What you need to do — In the announcement on idle raised funds, what is the maximum amount the Company may use to temporarily supplement working capital?

Announcement on the Temporary Use of Part of Idle Raised Funds to Supplement Working Capital
Shenzhen Kangguan Technology Co., Ltd. (hereinafter referred to as "the Company") held the eighth meeting of the third board of directors on April 29, 2026, and approved the proposal on the temporary use of part of the idle raised funds to supplement working capital. The Company agrees to use no more than RMB 250 million of idle raised funds to temporarily supplement working capital, with a usage period not exceeding 12 months from the date of board approval. The above amount can be used on a rolling basis within the validity period of the resolution. The relevant matters are announced as follows:
1. Basic Situation of Raised Funds
On February 22, 2022, the China Securities Regulatory Commission issued the "Approval for the Initial Public Offering of Shares by Shenzhen Kangguan Technology Co., Ltd." (Zheng Jian Xu Ke [2022] No. 375), approving the Company to publicly issue no more than 42,487,500 new shares. The Company publicly issued 42,487,500 RMB ordinary shares (A shares) on March 8, 2022, through a combination of offline inquiries to qualified investors and online pricing issuance to public investors holding non-restricted A shares and non-restricted depository receipts in the Shenzhen market, with a par value of RMB 1.00 per share and an issuance price of RMB 48.84 per share. As of March 14, 2022, the Company raised a total of RMB 2,075,089,500.00, and after deducting issuance-related expenses of RMB 75,120,525.94, the actual net amount raised was RMB 1,999,968,974.06. The raised funds were fully received on March 14, 2022, and verified by the audit report "Dahua Verification [2022] No. 000145" issued by Dahua Certified Public Accountants (Special General Partnership).

Saved entries:
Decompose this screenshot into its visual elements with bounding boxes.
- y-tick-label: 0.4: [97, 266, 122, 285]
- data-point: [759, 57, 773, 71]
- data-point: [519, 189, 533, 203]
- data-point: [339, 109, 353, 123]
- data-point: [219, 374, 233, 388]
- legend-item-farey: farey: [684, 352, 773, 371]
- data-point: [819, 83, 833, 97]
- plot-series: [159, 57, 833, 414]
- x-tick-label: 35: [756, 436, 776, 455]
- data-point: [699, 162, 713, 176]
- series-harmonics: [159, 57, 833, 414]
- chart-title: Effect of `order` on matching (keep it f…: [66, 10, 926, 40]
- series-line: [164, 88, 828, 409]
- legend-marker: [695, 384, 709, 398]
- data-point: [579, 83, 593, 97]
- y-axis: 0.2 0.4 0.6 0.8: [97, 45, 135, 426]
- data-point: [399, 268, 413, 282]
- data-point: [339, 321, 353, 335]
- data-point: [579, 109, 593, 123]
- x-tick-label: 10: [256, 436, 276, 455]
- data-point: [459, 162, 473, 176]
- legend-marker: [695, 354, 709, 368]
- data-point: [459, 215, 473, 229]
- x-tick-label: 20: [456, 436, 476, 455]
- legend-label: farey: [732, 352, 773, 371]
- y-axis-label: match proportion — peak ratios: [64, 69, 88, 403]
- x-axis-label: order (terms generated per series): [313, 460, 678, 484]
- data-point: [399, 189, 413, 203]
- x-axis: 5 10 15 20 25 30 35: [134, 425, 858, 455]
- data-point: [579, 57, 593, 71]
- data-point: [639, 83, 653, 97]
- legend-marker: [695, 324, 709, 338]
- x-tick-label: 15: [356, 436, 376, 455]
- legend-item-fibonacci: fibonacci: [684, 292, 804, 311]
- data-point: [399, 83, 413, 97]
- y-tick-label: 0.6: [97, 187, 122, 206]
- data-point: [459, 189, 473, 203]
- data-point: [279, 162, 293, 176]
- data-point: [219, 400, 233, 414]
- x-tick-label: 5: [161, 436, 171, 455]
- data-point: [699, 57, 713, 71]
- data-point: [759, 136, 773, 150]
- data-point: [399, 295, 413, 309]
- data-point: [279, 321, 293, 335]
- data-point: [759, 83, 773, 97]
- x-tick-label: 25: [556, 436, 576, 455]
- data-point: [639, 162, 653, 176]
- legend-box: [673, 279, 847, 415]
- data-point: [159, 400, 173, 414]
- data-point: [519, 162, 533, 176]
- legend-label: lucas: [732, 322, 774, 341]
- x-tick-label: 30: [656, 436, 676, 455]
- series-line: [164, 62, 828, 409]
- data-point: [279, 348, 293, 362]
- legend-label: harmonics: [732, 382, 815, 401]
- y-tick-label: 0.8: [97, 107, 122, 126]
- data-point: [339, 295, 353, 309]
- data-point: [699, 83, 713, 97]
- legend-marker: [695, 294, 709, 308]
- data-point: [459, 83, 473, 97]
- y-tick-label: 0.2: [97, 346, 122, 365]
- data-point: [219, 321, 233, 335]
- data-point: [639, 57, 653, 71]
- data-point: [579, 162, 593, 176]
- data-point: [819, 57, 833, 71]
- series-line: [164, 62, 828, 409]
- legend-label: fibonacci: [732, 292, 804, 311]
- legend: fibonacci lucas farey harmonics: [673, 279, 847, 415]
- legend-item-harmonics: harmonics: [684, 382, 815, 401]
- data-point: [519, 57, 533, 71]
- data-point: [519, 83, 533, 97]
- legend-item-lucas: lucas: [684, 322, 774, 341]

Right answer — No more than RMB 250 million.